*Records*:

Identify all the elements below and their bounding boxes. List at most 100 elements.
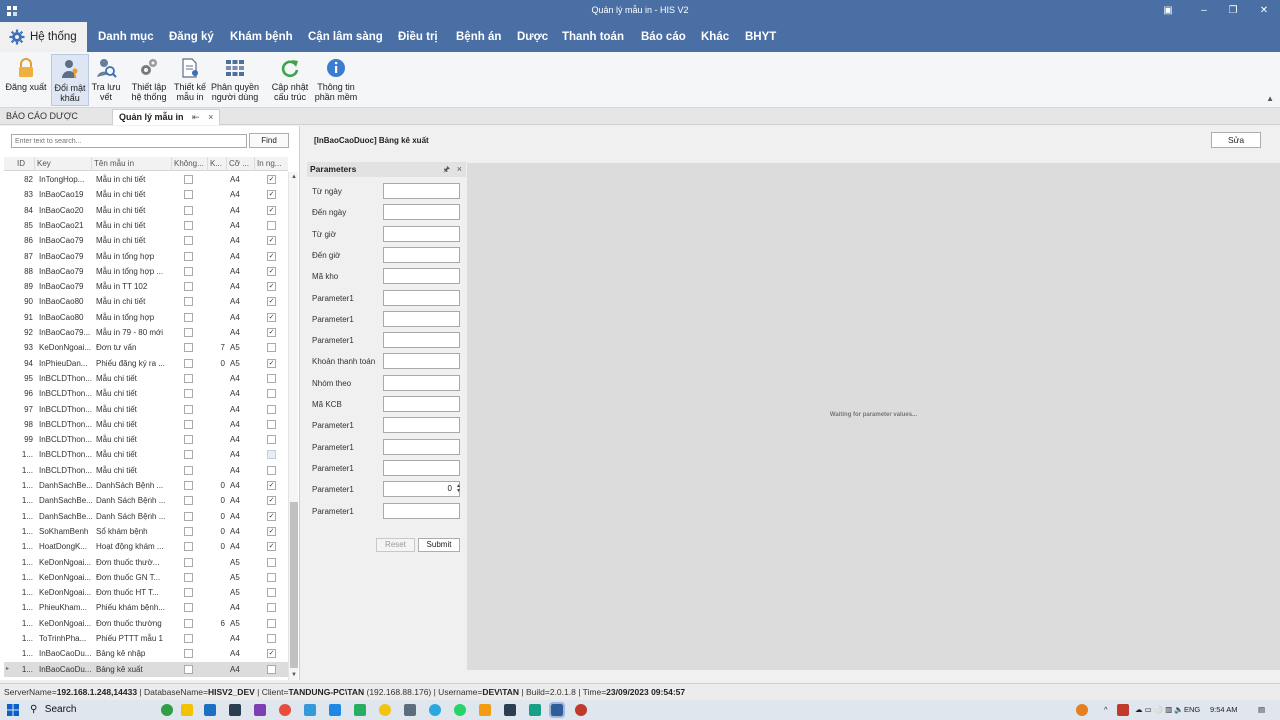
checkbox-khong[interactable]: [184, 542, 193, 552]
checkbox-in-ngang[interactable]: [267, 450, 276, 460]
restore-icon[interactable]: ❐: [1225, 3, 1241, 19]
parameter-input[interactable]: [383, 310, 460, 327]
checkbox-khong[interactable]: [184, 465, 193, 475]
checkbox-in-ngang[interactable]: ✓: [267, 358, 276, 368]
file-explorer-icon[interactable]: [181, 704, 193, 716]
table-row[interactable]: 92 InBaoCao79... Mẫu in 79 - 80 mới A4 ✓: [4, 325, 288, 340]
checkbox-in-ngang[interactable]: [267, 435, 276, 445]
taskbar-search[interactable]: ⚲ Search: [30, 703, 158, 717]
search-input[interactable]: [11, 134, 247, 148]
parameter-input[interactable]: [383, 246, 460, 263]
table-row[interactable]: 99 InBCLDThon... Mẫu chi tiết A4: [4, 432, 288, 447]
app-icon-2[interactable]: [229, 704, 241, 716]
collapse-ribbon-icon[interactable]: ▲: [1266, 94, 1274, 103]
table-row[interactable]: 95 InBCLDThon... Mẫu chi tiết A4: [4, 371, 288, 386]
checkbox-in-ngang[interactable]: ✓: [267, 328, 276, 337]
parameter-input[interactable]: [383, 225, 460, 242]
spinner-arrows-icon[interactable]: ▲ ▼: [456, 484, 461, 494]
visual-studio-icon[interactable]: [254, 704, 266, 716]
table-row[interactable]: 1... InBaoCaoDu... Bảng kê nhập A4 ✓: [4, 646, 288, 661]
table-row[interactable]: 1... InBCLDThon... Mẫu chi tiết A4: [4, 447, 288, 462]
table-row[interactable]: 88 InBaoCao79 Mẫu in tổng hợp ... A4 ✓: [4, 264, 288, 279]
tab-can-lam-sang[interactable]: Cận lâm sàng: [308, 22, 383, 52]
about-button[interactable]: Thông tin phần mềm: [313, 54, 359, 106]
tray-icons[interactable]: ☁ ▭ ⚪ ▥ 🔈: [1135, 704, 1184, 716]
table-row[interactable]: 94 InPhieuDan... Phiếu đăng ký ra ... 0 A5 ✓: [4, 356, 288, 371]
col-in-ngang[interactable]: In ng...: [255, 157, 288, 171]
tab-duoc[interactable]: Dược: [517, 22, 548, 52]
close-panel-icon[interactable]: ×: [457, 162, 462, 177]
parameter-input[interactable]: [383, 396, 460, 412]
table-row[interactable]: 1... KeDonNgoai... Đơn thuốc thường 6 A5: [4, 616, 288, 631]
checkbox-khong[interactable]: [184, 389, 193, 399]
app-icon-6[interactable]: [379, 704, 391, 716]
chrome-icon[interactable]: [279, 704, 291, 716]
table-row[interactable]: 1... KeDonNgoai... Đơn thuốc thườ... A5: [4, 555, 288, 570]
checkbox-khong[interactable]: [184, 190, 193, 200]
clock[interactable]: 9:54 AM: [1210, 704, 1238, 716]
checkbox-in-ngang[interactable]: [267, 465, 276, 475]
parameter-input[interactable]: [383, 204, 460, 221]
weather-icon[interactable]: [1076, 704, 1088, 716]
grid-scrollbar[interactable]: ▲ ▼: [288, 172, 298, 680]
table-row[interactable]: 86 InBaoCao79 Mẫu in chi tiết A4 ✓: [4, 233, 288, 248]
minimize-icon[interactable]: –: [1196, 3, 1212, 19]
tab-khac[interactable]: Khác: [701, 22, 729, 52]
table-row[interactable]: 1... DanhSachBe... Danh Sách Bệnh ... 0 A4 ✓: [4, 509, 288, 524]
parameter-input[interactable]: [383, 332, 460, 349]
checkbox-in-ngang[interactable]: ✓: [267, 481, 276, 490]
checkbox-in-ngang[interactable]: ✓: [267, 175, 276, 184]
checkbox-in-ngang[interactable]: [267, 618, 276, 628]
whatsapp-icon[interactable]: [454, 704, 466, 716]
checkbox-khong[interactable]: [184, 572, 193, 582]
checkbox-in-ngang[interactable]: ✓: [267, 266, 276, 276]
table-row[interactable]: 1... ToTrinhPha... Phiếu PTTT mẫu 1 A4: [4, 631, 288, 646]
col-key[interactable]: Key: [35, 157, 92, 171]
checkbox-in-ngang[interactable]: ✓: [267, 511, 276, 521]
table-row[interactable]: 1... HoatDongK... Hoạt động khám ... 0 A4 ✓: [4, 539, 288, 554]
table-row[interactable]: 1... KeDonNgoai... Đơn thuốc GN T... A5: [4, 570, 288, 585]
checkbox-in-ngang[interactable]: [267, 603, 276, 613]
app-icon-10[interactable]: [529, 704, 541, 716]
table-row[interactable]: 85 InBaoCao21 Mẫu in chi tiết A4: [4, 218, 288, 233]
parameter-input[interactable]: [383, 353, 460, 370]
audit-log-button[interactable]: Tra lưu vết: [90, 54, 122, 106]
checkbox-khong[interactable]: [184, 435, 193, 445]
reset-button[interactable]: Reset: [376, 538, 415, 552]
table-row[interactable]: 84 InBaoCao20 Mẫu in chi tiết A4 ✓: [4, 203, 288, 218]
scroll-down-icon[interactable]: ▼: [289, 670, 299, 680]
checkbox-khong[interactable]: [184, 236, 193, 246]
checkbox-khong[interactable]: [184, 603, 193, 613]
app-icon-7[interactable]: [404, 704, 416, 716]
parameter-input[interactable]: [383, 438, 460, 455]
checkbox-khong[interactable]: [184, 404, 193, 414]
table-row[interactable]: 1... DanhSachBe... DanhSách Bệnh ... 0 A4 ✓: [4, 478, 288, 493]
col-id[interactable]: ID: [15, 157, 35, 171]
checkbox-khong[interactable]: [184, 496, 193, 506]
checkbox-in-ngang[interactable]: ✓: [267, 312, 276, 322]
table-row[interactable]: 87 InBaoCao79 Mẫu in tổng hợp A4 ✓: [4, 249, 288, 264]
checkbox-khong[interactable]: [184, 511, 193, 521]
tab-benh-an[interactable]: Bệnh án: [456, 22, 501, 52]
tab-kham-benh[interactable]: Khám bệnh: [230, 22, 293, 52]
checkbox-in-ngang[interactable]: ✓: [267, 251, 276, 261]
checkbox-in-ngang[interactable]: ✓: [267, 297, 276, 307]
pin-tab-icon[interactable]: ⇤: [192, 112, 200, 122]
checkbox-in-ngang[interactable]: [267, 588, 276, 598]
checkbox-khong[interactable]: [184, 282, 193, 292]
checkbox-khong[interactable]: [184, 312, 193, 322]
checkbox-in-ngang[interactable]: [267, 664, 276, 674]
checkbox-in-ngang[interactable]: ✓: [267, 282, 276, 292]
windows-start-icon[interactable]: [7, 704, 19, 716]
checkbox-khong[interactable]: [184, 588, 193, 598]
table-row[interactable]: 91 InBaoCao80 Mẫu in tổng hợp A4 ✓: [4, 310, 288, 325]
app-icon-9[interactable]: [504, 704, 516, 716]
checkbox-khong[interactable]: [184, 526, 193, 536]
checkbox-khong[interactable]: [184, 481, 193, 490]
checkbox-in-ngang[interactable]: ✓: [267, 526, 276, 536]
checkbox-in-ngang[interactable]: [267, 389, 276, 399]
parameter-input[interactable]: [383, 459, 460, 476]
edge-dev-icon[interactable]: [161, 704, 173, 716]
checkbox-khong[interactable]: [184, 328, 193, 337]
checkbox-khong[interactable]: [184, 649, 193, 659]
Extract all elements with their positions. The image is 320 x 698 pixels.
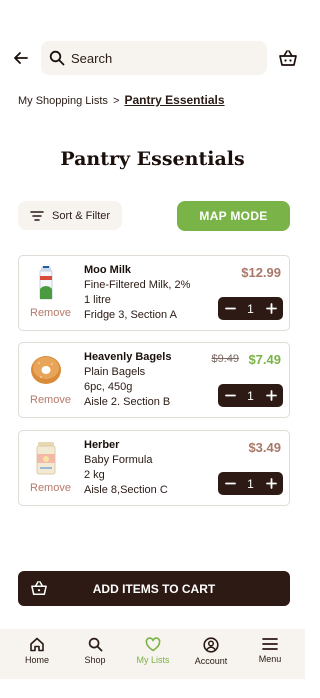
nav-shop-label: Shop xyxy=(84,655,106,665)
remove-link[interactable]: Remove xyxy=(30,307,71,319)
nav-account-label: Account xyxy=(194,656,228,666)
list-item: Remove Moo Milk Fine-Filtered Milk, 2% 1… xyxy=(18,255,290,331)
minus-icon xyxy=(224,394,236,397)
breadcrumb-separator: > xyxy=(112,95,120,107)
page-title: Pantry Essentials xyxy=(60,148,245,170)
item-size: 2 kg xyxy=(84,469,105,481)
top-bar xyxy=(0,41,305,75)
quantity-value: 1 xyxy=(247,388,254,403)
sort-icon xyxy=(30,210,44,221)
item-sale-price: $7.49 xyxy=(248,352,281,367)
list-item: Remove Herber Baby Formula 2 kg Aisle 8,… xyxy=(18,430,290,506)
item-description: Fine-Filtered Milk, 2% xyxy=(84,279,191,291)
search-bar[interactable] xyxy=(41,41,267,75)
item-name: Herber xyxy=(84,439,120,451)
bagel-image xyxy=(31,356,61,384)
breadcrumb: My Shopping Lists > Pantry Essentials xyxy=(18,93,225,107)
remove-link[interactable]: Remove xyxy=(30,394,71,406)
item-size: 6pc, 450g xyxy=(84,381,133,393)
item-description: Plain Bagels xyxy=(84,366,146,378)
breadcrumb-current[interactable]: Pantry Essentials xyxy=(124,93,224,107)
item-price: $3.49 xyxy=(248,440,281,455)
increase-button[interactable] xyxy=(265,478,277,490)
increase-button[interactable] xyxy=(265,303,277,315)
item-name: Heavenly Bagels xyxy=(84,351,172,363)
add-items-to-cart-button[interactable]: ADD ITEMS TO CART xyxy=(18,571,290,606)
basket-icon xyxy=(31,581,47,595)
quantity-value: 1 xyxy=(247,301,254,316)
nav-home[interactable]: Home xyxy=(12,637,62,665)
heart-icon xyxy=(145,637,161,652)
decrease-button[interactable] xyxy=(224,303,236,315)
breadcrumb-parent[interactable]: My Shopping Lists xyxy=(18,95,108,107)
quantity-value: 1 xyxy=(247,476,254,491)
plus-icon xyxy=(265,303,277,314)
item-location: Fridge 3, Section A xyxy=(84,309,177,321)
quantity-stepper: 1 xyxy=(218,384,283,407)
item-original-price: $9.49 xyxy=(211,353,239,365)
map-mode-button[interactable]: MAP MODE xyxy=(177,201,290,231)
nav-home-label: Home xyxy=(24,655,49,665)
item-price: $12.99 xyxy=(241,265,281,280)
item-description: Baby Formula xyxy=(84,454,153,466)
sort-filter-button[interactable]: Sort & Filter xyxy=(18,201,122,230)
increase-button[interactable] xyxy=(265,390,277,402)
item-size: 1 litre xyxy=(84,294,111,306)
list-item: Remove Heavenly Bagels Plain Bagels 6pc,… xyxy=(18,342,290,418)
menu-icon xyxy=(262,638,278,650)
minus-icon xyxy=(224,482,236,485)
add-items-to-cart-label: ADD ITEMS TO CART xyxy=(92,581,216,596)
plus-icon xyxy=(265,390,277,401)
remove-link[interactable]: Remove xyxy=(30,482,71,494)
search-icon xyxy=(49,50,65,66)
map-mode-label: MAP MODE xyxy=(199,209,268,223)
search-input[interactable] xyxy=(71,41,261,75)
sort-filter-label: Sort & Filter xyxy=(52,209,111,222)
nav-menu-label: Menu xyxy=(258,654,282,664)
back-arrow-icon[interactable] xyxy=(12,49,30,67)
item-location: Aisle 2. Section B xyxy=(84,396,171,408)
basket-icon[interactable] xyxy=(278,49,298,67)
formula-tin-image xyxy=(36,442,56,475)
item-location: Aisle 8,Section C xyxy=(84,484,168,496)
nav-account[interactable]: Account xyxy=(186,637,236,666)
nav-menu[interactable]: Menu xyxy=(245,637,295,664)
minus-icon xyxy=(224,307,236,310)
plus-icon xyxy=(265,478,277,489)
bottom-navigation: Home Shop My Lists Account Menu xyxy=(0,629,305,679)
quantity-stepper: 1 xyxy=(218,472,283,495)
search-icon xyxy=(88,637,102,652)
nav-my-lists[interactable]: My Lists xyxy=(128,637,178,665)
decrease-button[interactable] xyxy=(224,478,236,490)
nav-my-lists-label: My Lists xyxy=(136,655,170,665)
nav-shop[interactable]: Shop xyxy=(70,637,120,665)
account-icon xyxy=(203,637,219,653)
item-name: Moo Milk xyxy=(84,264,132,276)
quantity-stepper: 1 xyxy=(218,297,283,320)
decrease-button[interactable] xyxy=(224,390,236,402)
milk-carton-image xyxy=(39,266,53,300)
home-icon xyxy=(30,637,44,652)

*What this task involves*: Copy out, word for word, the lines in the entries from the one containing "nav-shop-label: Shop xyxy=(84,655,106,665)" through the one containing "menu-icon xyxy=(262,638,278,650)", with both of those lines included.

*Solution for this problem*:
nav-shop-label: Shop xyxy=(84,655,106,665)
remove-link[interactable]: Remove xyxy=(30,307,71,319)
nav-account-label: Account xyxy=(194,656,228,666)
list-item: Remove Moo Milk Fine-Filtered Milk, 2% 1… xyxy=(18,255,290,331)
minus-icon xyxy=(224,394,236,397)
breadcrumb-separator: > xyxy=(112,95,120,107)
page-title: Pantry Essentials xyxy=(60,148,245,170)
item-size: 2 kg xyxy=(84,469,105,481)
top-bar xyxy=(0,41,305,75)
quantity-value: 1 xyxy=(247,388,254,403)
sort-icon xyxy=(30,210,44,221)
item-sale-price: $7.49 xyxy=(248,352,281,367)
list-item: Remove Herber Baby Formula 2 kg Aisle 8,… xyxy=(18,430,290,506)
item-description: Fine-Filtered Milk, 2% xyxy=(84,279,191,291)
search-bar[interactable] xyxy=(41,41,267,75)
item-name: Herber xyxy=(84,439,120,451)
bagel-image xyxy=(31,356,61,384)
breadcrumb: My Shopping Lists > Pantry Essentials xyxy=(18,93,225,107)
remove-link[interactable]: Remove xyxy=(30,394,71,406)
item-size: 6pc, 450g xyxy=(84,381,133,393)
item-description: Plain Bagels xyxy=(84,366,146,378)
breadcrumb-current[interactable]: Pantry Essentials xyxy=(124,93,224,107)
item-price: $3.49 xyxy=(248,440,281,455)
increase-button[interactable] xyxy=(265,478,277,490)
increase-button[interactable] xyxy=(265,303,277,315)
item-name: Heavenly Bagels xyxy=(84,351,172,363)
add-items-to-cart-button[interactable]: ADD ITEMS TO CART xyxy=(18,571,290,606)
basket-icon xyxy=(31,581,47,595)
quantity-value: 1 xyxy=(247,301,254,316)
nav-home[interactable]: Home xyxy=(12,637,62,665)
heart-icon xyxy=(145,637,161,652)
decrease-button[interactable] xyxy=(224,303,236,315)
breadcrumb-parent[interactable]: My Shopping Lists xyxy=(18,95,108,107)
quantity-value: 1 xyxy=(247,476,254,491)
plus-icon xyxy=(265,303,277,314)
item-location: Fridge 3, Section A xyxy=(84,309,177,321)
quantity-stepper: 1 xyxy=(218,384,283,407)
item-original-price: $9.49 xyxy=(211,353,239,365)
map-mode-button[interactable]: MAP MODE xyxy=(177,201,290,231)
nav-home-label: Home xyxy=(24,655,49,665)
item-price: $12.99 xyxy=(241,265,281,280)
item-description: Baby Formula xyxy=(84,454,153,466)
sort-filter-button[interactable]: Sort & Filter xyxy=(18,201,122,230)
increase-button[interactable] xyxy=(265,390,277,402)
item-size: 1 litre xyxy=(84,294,111,306)
list-item: Remove Heavenly Bagels Plain Bagels 6pc,… xyxy=(18,342,290,418)
menu-icon xyxy=(262,638,278,650)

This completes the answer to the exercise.